= SHORT TASK =
Write out the records again, substituting "slider-handle" for every occurrence of "slider-knob" and leaving everything else unchanged.

↓

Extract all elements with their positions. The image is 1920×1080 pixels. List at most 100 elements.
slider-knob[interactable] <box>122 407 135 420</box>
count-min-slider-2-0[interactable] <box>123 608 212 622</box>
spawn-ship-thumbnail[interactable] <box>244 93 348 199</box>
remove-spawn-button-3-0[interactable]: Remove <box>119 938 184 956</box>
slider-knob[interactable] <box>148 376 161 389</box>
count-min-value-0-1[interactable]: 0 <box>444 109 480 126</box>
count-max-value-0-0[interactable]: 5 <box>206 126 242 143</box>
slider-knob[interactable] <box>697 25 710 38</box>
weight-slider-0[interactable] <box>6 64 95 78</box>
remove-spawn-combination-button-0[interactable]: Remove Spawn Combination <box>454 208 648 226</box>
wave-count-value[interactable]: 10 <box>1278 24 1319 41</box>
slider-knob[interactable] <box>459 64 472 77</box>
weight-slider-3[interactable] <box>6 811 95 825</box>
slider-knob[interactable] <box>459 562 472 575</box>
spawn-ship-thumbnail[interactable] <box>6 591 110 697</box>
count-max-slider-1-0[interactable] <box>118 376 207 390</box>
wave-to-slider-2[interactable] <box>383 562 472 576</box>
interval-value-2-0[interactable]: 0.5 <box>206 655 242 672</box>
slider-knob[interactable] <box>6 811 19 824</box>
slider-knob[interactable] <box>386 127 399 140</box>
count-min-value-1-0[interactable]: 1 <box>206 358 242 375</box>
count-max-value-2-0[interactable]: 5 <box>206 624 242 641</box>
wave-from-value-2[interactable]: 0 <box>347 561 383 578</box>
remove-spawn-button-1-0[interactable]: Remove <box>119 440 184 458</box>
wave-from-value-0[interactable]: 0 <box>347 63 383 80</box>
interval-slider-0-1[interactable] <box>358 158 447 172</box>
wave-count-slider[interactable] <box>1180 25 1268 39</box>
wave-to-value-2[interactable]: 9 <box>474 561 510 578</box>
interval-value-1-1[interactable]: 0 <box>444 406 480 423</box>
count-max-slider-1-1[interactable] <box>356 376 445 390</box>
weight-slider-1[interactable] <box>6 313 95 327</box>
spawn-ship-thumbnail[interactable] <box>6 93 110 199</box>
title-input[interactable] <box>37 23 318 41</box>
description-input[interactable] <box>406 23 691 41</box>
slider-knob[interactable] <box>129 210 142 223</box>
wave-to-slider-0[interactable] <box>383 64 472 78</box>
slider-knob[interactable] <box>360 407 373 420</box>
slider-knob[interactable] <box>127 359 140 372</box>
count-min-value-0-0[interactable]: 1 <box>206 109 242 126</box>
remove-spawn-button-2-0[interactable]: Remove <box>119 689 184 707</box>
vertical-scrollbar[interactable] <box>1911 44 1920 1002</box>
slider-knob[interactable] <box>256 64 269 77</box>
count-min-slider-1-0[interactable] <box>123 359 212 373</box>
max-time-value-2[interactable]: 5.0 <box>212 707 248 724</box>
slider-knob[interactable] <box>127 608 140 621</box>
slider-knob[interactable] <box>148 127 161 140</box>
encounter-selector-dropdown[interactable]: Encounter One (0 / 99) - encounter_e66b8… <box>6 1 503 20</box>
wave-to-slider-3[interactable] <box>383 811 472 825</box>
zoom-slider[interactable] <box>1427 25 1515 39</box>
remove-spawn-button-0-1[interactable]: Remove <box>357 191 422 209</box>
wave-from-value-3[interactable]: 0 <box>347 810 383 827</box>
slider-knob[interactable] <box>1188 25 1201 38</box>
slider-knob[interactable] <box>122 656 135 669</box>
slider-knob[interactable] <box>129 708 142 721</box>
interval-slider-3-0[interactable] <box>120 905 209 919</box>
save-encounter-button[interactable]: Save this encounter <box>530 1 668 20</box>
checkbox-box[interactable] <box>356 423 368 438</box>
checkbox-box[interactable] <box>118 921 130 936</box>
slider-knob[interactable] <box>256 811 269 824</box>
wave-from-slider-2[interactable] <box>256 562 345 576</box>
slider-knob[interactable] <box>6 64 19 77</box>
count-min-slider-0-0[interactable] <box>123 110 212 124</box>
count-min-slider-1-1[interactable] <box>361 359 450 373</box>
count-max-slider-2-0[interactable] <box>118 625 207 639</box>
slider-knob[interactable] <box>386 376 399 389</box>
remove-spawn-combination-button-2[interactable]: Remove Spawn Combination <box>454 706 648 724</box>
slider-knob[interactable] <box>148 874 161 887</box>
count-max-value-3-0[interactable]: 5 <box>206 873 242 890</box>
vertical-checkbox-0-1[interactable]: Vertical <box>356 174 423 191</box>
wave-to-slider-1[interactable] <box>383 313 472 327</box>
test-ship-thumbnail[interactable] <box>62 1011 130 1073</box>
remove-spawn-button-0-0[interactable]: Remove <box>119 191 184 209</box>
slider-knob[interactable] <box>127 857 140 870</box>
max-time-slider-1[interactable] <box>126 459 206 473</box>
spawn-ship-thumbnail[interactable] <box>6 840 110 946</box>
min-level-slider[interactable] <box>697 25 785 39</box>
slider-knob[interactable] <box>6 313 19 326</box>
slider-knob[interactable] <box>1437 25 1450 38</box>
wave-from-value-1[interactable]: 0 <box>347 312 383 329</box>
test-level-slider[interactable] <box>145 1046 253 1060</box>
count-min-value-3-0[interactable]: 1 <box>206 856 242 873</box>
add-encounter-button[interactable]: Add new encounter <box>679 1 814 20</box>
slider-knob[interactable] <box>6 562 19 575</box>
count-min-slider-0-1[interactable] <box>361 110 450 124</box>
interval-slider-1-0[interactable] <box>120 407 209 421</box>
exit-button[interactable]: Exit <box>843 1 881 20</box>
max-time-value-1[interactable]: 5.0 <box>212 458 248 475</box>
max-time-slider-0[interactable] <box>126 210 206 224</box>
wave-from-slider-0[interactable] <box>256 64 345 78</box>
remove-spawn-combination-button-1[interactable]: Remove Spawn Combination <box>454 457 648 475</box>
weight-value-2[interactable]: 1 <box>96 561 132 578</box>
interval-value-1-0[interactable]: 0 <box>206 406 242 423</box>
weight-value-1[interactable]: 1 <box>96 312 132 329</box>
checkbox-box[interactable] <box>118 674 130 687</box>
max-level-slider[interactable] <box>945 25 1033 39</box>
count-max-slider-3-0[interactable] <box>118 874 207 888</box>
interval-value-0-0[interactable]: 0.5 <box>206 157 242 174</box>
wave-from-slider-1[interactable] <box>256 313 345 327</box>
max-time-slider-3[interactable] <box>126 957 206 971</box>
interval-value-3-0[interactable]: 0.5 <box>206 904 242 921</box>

↑

= WRITTEN RESPONSE =
Extract all elements with their positions. The image is 1920×1080 pixels. List at most 100 elements.
slider-handle[interactable] <box>122 407 135 420</box>
count-min-slider-2-0[interactable] <box>123 608 212 622</box>
spawn-ship-thumbnail[interactable] <box>244 93 348 199</box>
remove-spawn-button-3-0[interactable]: Remove <box>119 938 184 956</box>
slider-handle[interactable] <box>148 376 161 389</box>
count-min-value-0-1[interactable]: 0 <box>444 109 480 126</box>
count-max-value-0-0[interactable]: 5 <box>206 126 242 143</box>
slider-handle[interactable] <box>697 25 710 38</box>
weight-slider-0[interactable] <box>6 64 95 78</box>
remove-spawn-combination-button-0[interactable]: Remove Spawn Combination <box>454 208 648 226</box>
wave-count-value[interactable]: 10 <box>1278 24 1319 41</box>
slider-handle[interactable] <box>459 64 472 77</box>
weight-slider-3[interactable] <box>6 811 95 825</box>
slider-handle[interactable] <box>459 562 472 575</box>
spawn-ship-thumbnail[interactable] <box>6 591 110 697</box>
count-max-slider-1-0[interactable] <box>118 376 207 390</box>
wave-to-slider-2[interactable] <box>383 562 472 576</box>
interval-value-2-0[interactable]: 0.5 <box>206 655 242 672</box>
slider-handle[interactable] <box>6 811 19 824</box>
slider-handle[interactable] <box>386 127 399 140</box>
count-min-value-1-0[interactable]: 1 <box>206 358 242 375</box>
count-max-value-2-0[interactable]: 5 <box>206 624 242 641</box>
wave-from-value-2[interactable]: 0 <box>347 561 383 578</box>
remove-spawn-button-1-0[interactable]: Remove <box>119 440 184 458</box>
wave-from-value-0[interactable]: 0 <box>347 63 383 80</box>
interval-slider-0-1[interactable] <box>358 158 447 172</box>
wave-count-slider[interactable] <box>1180 25 1268 39</box>
wave-to-value-2[interactable]: 9 <box>474 561 510 578</box>
interval-value-1-1[interactable]: 0 <box>444 406 480 423</box>
count-max-slider-1-1[interactable] <box>356 376 445 390</box>
weight-slider-1[interactable] <box>6 313 95 327</box>
spawn-ship-thumbnail[interactable] <box>6 93 110 199</box>
title-input[interactable] <box>37 23 318 41</box>
description-input[interactable] <box>406 23 691 41</box>
slider-handle[interactable] <box>129 210 142 223</box>
wave-to-slider-0[interactable] <box>383 64 472 78</box>
slider-handle[interactable] <box>360 407 373 420</box>
slider-handle[interactable] <box>127 359 140 372</box>
count-min-value-0-0[interactable]: 1 <box>206 109 242 126</box>
remove-spawn-button-2-0[interactable]: Remove <box>119 689 184 707</box>
vertical-scrollbar[interactable] <box>1911 44 1920 1002</box>
slider-handle[interactable] <box>256 64 269 77</box>
count-min-slider-1-0[interactable] <box>123 359 212 373</box>
max-time-value-2[interactable]: 5.0 <box>212 707 248 724</box>
slider-handle[interactable] <box>127 608 140 621</box>
slider-handle[interactable] <box>148 127 161 140</box>
encounter-selector-dropdown[interactable]: Encounter One (0 / 99) - encounter_e66b8… <box>6 1 503 20</box>
wave-to-slider-3[interactable] <box>383 811 472 825</box>
zoom-slider[interactable] <box>1427 25 1515 39</box>
remove-spawn-button-0-1[interactable]: Remove <box>357 191 422 209</box>
wave-from-value-3[interactable]: 0 <box>347 810 383 827</box>
slider-handle[interactable] <box>1188 25 1201 38</box>
slider-handle[interactable] <box>122 656 135 669</box>
slider-handle[interactable] <box>129 708 142 721</box>
interval-slider-3-0[interactable] <box>120 905 209 919</box>
save-encounter-button[interactable]: Save this encounter <box>530 1 668 20</box>
checkbox-box[interactable] <box>356 423 368 438</box>
checkbox-box[interactable] <box>118 921 130 936</box>
slider-handle[interactable] <box>256 811 269 824</box>
wave-from-slider-2[interactable] <box>256 562 345 576</box>
slider-handle[interactable] <box>6 64 19 77</box>
count-min-slider-0-0[interactable] <box>123 110 212 124</box>
count-min-slider-1-1[interactable] <box>361 359 450 373</box>
count-max-slider-2-0[interactable] <box>118 625 207 639</box>
slider-handle[interactable] <box>386 376 399 389</box>
remove-spawn-combination-button-2[interactable]: Remove Spawn Combination <box>454 706 648 724</box>
slider-handle[interactable] <box>148 874 161 887</box>
count-max-value-3-0[interactable]: 5 <box>206 873 242 890</box>
vertical-checkbox-0-1[interactable]: Vertical <box>356 174 423 191</box>
wave-to-slider-1[interactable] <box>383 313 472 327</box>
test-ship-thumbnail[interactable] <box>62 1011 130 1073</box>
remove-spawn-button-0-0[interactable]: Remove <box>119 191 184 209</box>
slider-handle[interactable] <box>127 857 140 870</box>
max-time-slider-1[interactable] <box>126 459 206 473</box>
spawn-ship-thumbnail[interactable] <box>6 840 110 946</box>
min-level-slider[interactable] <box>697 25 785 39</box>
slider-handle[interactable] <box>6 313 19 326</box>
slider-handle[interactable] <box>1437 25 1450 38</box>
wave-from-value-1[interactable]: 0 <box>347 312 383 329</box>
test-level-slider[interactable] <box>145 1046 253 1060</box>
count-min-value-3-0[interactable]: 1 <box>206 856 242 873</box>
add-encounter-button[interactable]: Add new encounter <box>679 1 814 20</box>
slider-handle[interactable] <box>6 562 19 575</box>
count-min-slider-0-1[interactable] <box>361 110 450 124</box>
interval-slider-1-0[interactable] <box>120 407 209 421</box>
exit-button[interactable]: Exit <box>843 1 881 20</box>
max-time-value-1[interactable]: 5.0 <box>212 458 248 475</box>
max-time-slider-0[interactable] <box>126 210 206 224</box>
wave-from-slider-0[interactable] <box>256 64 345 78</box>
remove-spawn-combination-button-1[interactable]: Remove Spawn Combination <box>454 457 648 475</box>
weight-value-2[interactable]: 1 <box>96 561 132 578</box>
interval-value-1-0[interactable]: 0 <box>206 406 242 423</box>
weight-value-1[interactable]: 1 <box>96 312 132 329</box>
checkbox-box[interactable] <box>118 674 130 687</box>
max-level-slider[interactable] <box>945 25 1033 39</box>
count-max-slider-3-0[interactable] <box>118 874 207 888</box>
interval-value-0-0[interactable]: 0.5 <box>206 157 242 174</box>
wave-from-slider-1[interactable] <box>256 313 345 327</box>
max-time-slider-3[interactable] <box>126 957 206 971</box>
interval-value-3-0[interactable]: 0.5 <box>206 904 242 921</box>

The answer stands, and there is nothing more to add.